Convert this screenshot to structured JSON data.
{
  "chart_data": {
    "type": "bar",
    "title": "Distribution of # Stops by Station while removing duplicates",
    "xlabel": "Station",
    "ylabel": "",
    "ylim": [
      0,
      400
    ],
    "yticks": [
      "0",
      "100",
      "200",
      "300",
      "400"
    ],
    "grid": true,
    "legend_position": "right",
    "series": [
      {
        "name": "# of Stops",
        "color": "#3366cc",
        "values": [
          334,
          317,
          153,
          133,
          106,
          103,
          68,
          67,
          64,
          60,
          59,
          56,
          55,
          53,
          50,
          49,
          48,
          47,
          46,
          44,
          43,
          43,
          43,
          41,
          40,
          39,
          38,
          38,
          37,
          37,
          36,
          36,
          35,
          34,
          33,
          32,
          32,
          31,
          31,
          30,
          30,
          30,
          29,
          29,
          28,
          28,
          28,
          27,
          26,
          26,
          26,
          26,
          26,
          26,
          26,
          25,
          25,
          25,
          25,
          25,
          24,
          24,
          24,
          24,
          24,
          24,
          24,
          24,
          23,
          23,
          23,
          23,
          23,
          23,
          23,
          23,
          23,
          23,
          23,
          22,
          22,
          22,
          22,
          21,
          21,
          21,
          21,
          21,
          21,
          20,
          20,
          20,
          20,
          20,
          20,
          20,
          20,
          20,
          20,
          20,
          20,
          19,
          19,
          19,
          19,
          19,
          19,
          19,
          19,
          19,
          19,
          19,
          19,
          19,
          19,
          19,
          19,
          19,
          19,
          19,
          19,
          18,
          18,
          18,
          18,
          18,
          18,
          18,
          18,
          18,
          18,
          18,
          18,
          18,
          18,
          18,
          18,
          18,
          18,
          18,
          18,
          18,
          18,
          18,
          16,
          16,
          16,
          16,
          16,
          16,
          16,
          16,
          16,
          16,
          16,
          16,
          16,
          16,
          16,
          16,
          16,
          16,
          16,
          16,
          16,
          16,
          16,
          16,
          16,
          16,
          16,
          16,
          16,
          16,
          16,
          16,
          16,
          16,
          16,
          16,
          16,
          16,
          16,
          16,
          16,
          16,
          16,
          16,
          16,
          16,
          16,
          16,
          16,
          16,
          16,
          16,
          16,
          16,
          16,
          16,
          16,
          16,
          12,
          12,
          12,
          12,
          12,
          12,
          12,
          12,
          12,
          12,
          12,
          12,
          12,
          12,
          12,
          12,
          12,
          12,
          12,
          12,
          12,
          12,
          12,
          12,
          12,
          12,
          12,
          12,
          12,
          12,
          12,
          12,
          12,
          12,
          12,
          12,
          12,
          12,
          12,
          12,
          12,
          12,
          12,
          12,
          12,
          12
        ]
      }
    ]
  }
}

#### [What you need to do]
Repeat the records above exactly, leaving none out.

#### [Solution to this task]
Convert this screenshot to structured JSON data.
{
  "chart_data": {
    "type": "bar",
    "title": "Distribution of # Stops by Station while removing duplicates",
    "xlabel": "Station",
    "ylabel": "",
    "ylim": [
      0,
      400
    ],
    "yticks": [
      "0",
      "100",
      "200",
      "300",
      "400"
    ],
    "grid": true,
    "legend_position": "right",
    "series": [
      {
        "name": "# of Stops",
        "color": "#3366cc",
        "values": [
          334,
          317,
          153,
          133,
          106,
          103,
          68,
          67,
          64,
          60,
          59,
          56,
          55,
          53,
          50,
          49,
          48,
          47,
          46,
          44,
          43,
          43,
          43,
          41,
          40,
          39,
          38,
          38,
          37,
          37,
          36,
          36,
          35,
          34,
          33,
          32,
          32,
          31,
          31,
          30,
          30,
          30,
          29,
          29,
          28,
          28,
          28,
          27,
          26,
          26,
          26,
          26,
          26,
          26,
          26,
          25,
          25,
          25,
          25,
          25,
          24,
          24,
          24,
          24,
          24,
          24,
          24,
          24,
          23,
          23,
          23,
          23,
          23,
          23,
          23,
          23,
          23,
          23,
          23,
          22,
          22,
          22,
          22,
          21,
          21,
          21,
          21,
          21,
          21,
          20,
          20,
          20,
          20,
          20,
          20,
          20,
          20,
          20,
          20,
          20,
          20,
          19,
          19,
          19,
          19,
          19,
          19,
          19,
          19,
          19,
          19,
          19,
          19,
          19,
          19,
          19,
          19,
          19,
          19,
          19,
          19,
          18,
          18,
          18,
          18,
          18,
          18,
          18,
          18,
          18,
          18,
          18,
          18,
          18,
          18,
          18,
          18,
          18,
          18,
          18,
          18,
          18,
          18,
          18,
          16,
          16,
          16,
          16,
          16,
          16,
          16,
          16,
          16,
          16,
          16,
          16,
          16,
          16,
          16,
          16,
          16,
          16,
          16,
          16,
          16,
          16,
          16,
          16,
          16,
          16,
          16,
          16,
          16,
          16,
          16,
          16,
          16,
          16,
          16,
          16,
          16,
          16,
          16,
          16,
          16,
          16,
          16,
          16,
          16,
          16,
          16,
          16,
          16,
          16,
          16,
          16,
          16,
          16,
          16,
          16,
          16,
          16,
          12,
          12,
          12,
          12,
          12,
          12,
          12,
          12,
          12,
          12,
          12,
          12,
          12,
          12,
          12,
          12,
          12,
          12,
          12,
          12,
          12,
          12,
          12,
          12,
          12,
          12,
          12,
          12,
          12,
          12,
          12,
          12,
          12,
          12,
          12,
          12,
          12,
          12,
          12,
          12,
          12,
          12,
          12,
          12,
          12,
          12
        ]
      }
    ]
  }
}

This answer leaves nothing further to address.